What is needed
Write out each line from the data below that includes the word "name".

Data shown
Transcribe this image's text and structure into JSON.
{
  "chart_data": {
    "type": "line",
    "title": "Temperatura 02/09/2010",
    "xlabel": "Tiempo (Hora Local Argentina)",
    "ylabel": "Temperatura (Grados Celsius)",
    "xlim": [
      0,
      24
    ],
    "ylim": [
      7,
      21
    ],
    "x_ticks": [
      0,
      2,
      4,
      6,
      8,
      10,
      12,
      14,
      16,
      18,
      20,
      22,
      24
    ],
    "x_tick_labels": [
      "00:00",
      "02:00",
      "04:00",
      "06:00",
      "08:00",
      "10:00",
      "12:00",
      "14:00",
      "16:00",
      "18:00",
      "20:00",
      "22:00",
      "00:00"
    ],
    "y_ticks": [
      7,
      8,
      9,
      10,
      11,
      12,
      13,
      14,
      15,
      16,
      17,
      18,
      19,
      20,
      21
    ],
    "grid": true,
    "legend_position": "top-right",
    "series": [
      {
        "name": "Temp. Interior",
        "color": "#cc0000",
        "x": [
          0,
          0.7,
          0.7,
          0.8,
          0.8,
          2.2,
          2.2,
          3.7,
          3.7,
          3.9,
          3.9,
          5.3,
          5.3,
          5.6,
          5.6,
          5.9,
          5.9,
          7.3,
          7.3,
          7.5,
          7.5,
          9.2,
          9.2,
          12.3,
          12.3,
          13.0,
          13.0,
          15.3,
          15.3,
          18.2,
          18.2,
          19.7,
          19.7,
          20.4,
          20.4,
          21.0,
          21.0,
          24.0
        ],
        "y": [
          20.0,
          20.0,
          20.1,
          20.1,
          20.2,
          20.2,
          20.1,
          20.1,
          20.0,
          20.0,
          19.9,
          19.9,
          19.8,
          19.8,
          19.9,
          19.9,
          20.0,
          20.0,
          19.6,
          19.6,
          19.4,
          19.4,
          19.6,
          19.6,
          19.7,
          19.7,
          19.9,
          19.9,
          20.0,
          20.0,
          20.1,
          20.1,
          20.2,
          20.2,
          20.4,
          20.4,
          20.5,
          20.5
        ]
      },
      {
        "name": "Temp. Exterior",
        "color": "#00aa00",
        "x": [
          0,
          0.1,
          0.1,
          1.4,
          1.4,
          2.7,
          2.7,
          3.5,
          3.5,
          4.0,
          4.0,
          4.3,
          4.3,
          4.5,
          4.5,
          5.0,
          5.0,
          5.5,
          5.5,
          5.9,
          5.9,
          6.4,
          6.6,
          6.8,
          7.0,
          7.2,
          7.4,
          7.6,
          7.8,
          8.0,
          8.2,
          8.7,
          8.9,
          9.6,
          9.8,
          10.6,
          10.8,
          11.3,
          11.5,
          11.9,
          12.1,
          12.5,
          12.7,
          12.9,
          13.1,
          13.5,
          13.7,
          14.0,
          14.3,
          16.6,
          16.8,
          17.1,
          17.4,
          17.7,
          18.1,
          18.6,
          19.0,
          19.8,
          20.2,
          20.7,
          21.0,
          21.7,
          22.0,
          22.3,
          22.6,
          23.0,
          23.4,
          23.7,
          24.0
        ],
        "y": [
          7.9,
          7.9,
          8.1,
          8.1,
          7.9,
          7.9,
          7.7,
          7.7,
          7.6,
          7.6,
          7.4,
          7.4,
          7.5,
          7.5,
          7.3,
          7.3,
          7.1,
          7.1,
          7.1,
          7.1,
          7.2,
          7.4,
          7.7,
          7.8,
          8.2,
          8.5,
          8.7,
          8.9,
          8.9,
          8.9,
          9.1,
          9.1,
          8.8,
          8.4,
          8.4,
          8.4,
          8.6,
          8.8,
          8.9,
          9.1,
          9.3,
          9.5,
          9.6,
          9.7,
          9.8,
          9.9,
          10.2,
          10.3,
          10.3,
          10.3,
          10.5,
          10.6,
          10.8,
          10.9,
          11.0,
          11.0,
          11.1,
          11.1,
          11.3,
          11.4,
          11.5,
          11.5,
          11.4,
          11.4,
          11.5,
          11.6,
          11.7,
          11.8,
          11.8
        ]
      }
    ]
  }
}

Solution
        "name": "Temp. Interior",
        "name": "Temp. Exterior",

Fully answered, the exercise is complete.